* Records provided:
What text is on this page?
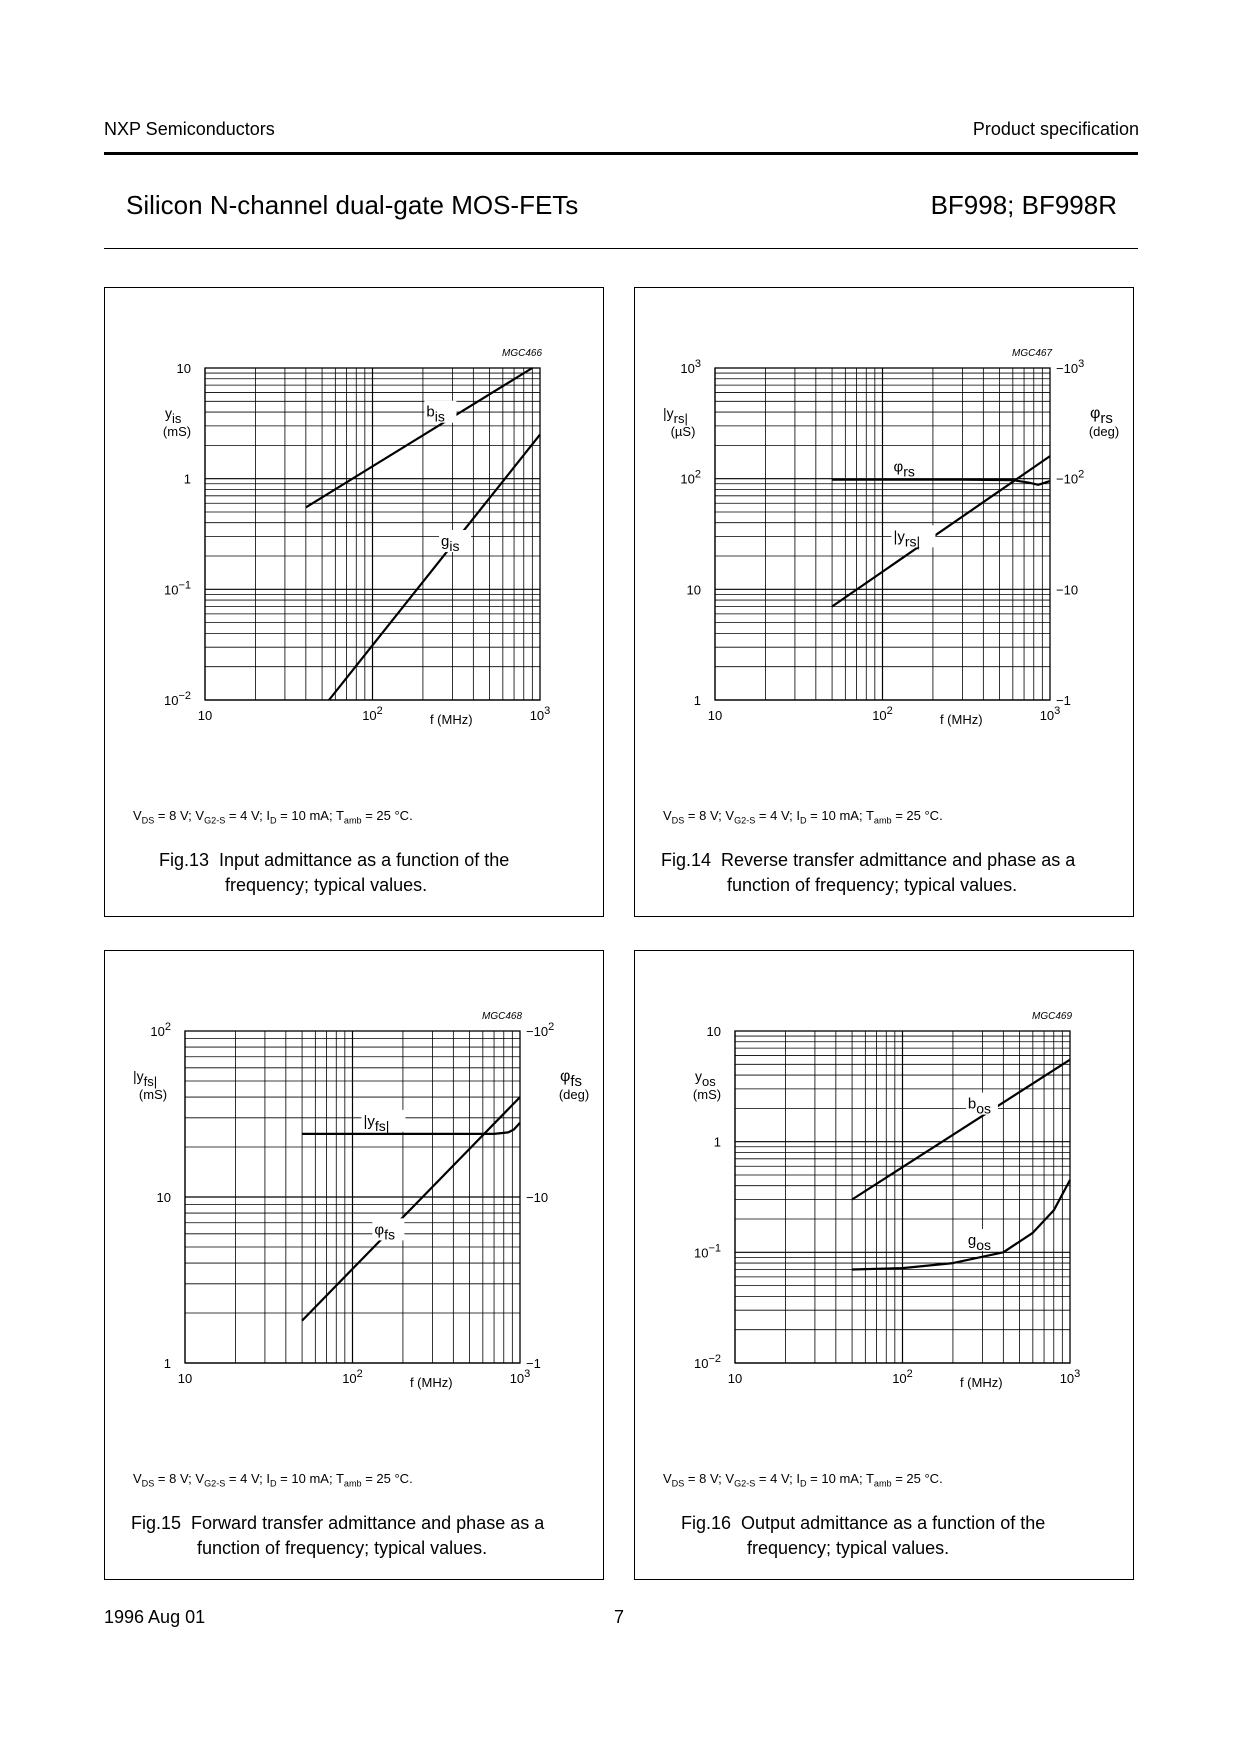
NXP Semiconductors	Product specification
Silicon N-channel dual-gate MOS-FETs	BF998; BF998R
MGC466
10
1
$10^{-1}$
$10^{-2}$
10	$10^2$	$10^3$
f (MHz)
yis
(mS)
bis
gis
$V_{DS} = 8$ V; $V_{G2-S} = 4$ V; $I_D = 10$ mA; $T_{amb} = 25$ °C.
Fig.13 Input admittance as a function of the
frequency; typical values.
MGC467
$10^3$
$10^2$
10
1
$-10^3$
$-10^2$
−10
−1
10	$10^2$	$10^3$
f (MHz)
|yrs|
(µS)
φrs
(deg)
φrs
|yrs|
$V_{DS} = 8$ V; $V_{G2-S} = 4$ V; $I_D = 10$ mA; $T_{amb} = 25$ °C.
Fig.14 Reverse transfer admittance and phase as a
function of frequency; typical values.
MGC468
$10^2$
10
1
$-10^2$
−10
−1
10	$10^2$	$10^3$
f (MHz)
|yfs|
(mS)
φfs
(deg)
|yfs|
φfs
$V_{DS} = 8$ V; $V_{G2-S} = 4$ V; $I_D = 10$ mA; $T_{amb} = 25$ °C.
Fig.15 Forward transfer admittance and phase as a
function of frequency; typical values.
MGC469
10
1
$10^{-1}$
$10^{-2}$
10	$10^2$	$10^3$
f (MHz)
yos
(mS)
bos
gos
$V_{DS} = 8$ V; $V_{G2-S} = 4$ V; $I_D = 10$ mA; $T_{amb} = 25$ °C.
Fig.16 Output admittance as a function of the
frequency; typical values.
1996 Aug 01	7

* Your goal: Return all of the entries exactly as written, but drop any pictures they hold.

* Completed exercise:
What text is on this page?
NXP Semiconductors	Product specification
Silicon N-channel dual-gate MOS-FETs	BF998; BF998R
MGC466
10
1
$10^{-1}$
$10^{-2}$
10	$10^2$	$10^3$
f (MHz)
yis
(mS)
bis
gis
$V_{DS} = 8$ V; $V_{G2-S} = 4$ V; $I_D = 10$ mA; $T_{amb} = 25$ °C.
Fig.13 Input admittance as a function of the
frequency; typical values.
MGC467
$10^3$
$10^2$
10
1
$-10^3$
$-10^2$
−10
−1
10	$10^2$	$10^3$
f (MHz)
|yrs|
(µS)
φrs
(deg)
φrs
|yrs|
$V_{DS} = 8$ V; $V_{G2-S} = 4$ V; $I_D = 10$ mA; $T_{amb} = 25$ °C.
Fig.14 Reverse transfer admittance and phase as a
function of frequency; typical values.
MGC468
$10^2$
10
1
$-10^2$
−10
−1
10	$10^2$	$10^3$
f (MHz)
|yfs|
(mS)
φfs
(deg)
|yfs|
φfs
$V_{DS} = 8$ V; $V_{G2-S} = 4$ V; $I_D = 10$ mA; $T_{amb} = 25$ °C.
Fig.15 Forward transfer admittance and phase as a
function of frequency; typical values.
MGC469
10
1
$10^{-1}$
$10^{-2}$
10	$10^2$	$10^3$
f (MHz)
yos
(mS)
bos
gos
$V_{DS} = 8$ V; $V_{G2-S} = 4$ V; $I_D = 10$ mA; $T_{amb} = 25$ °C.
Fig.16 Output admittance as a function of the
frequency; typical values.
1996 Aug 01	7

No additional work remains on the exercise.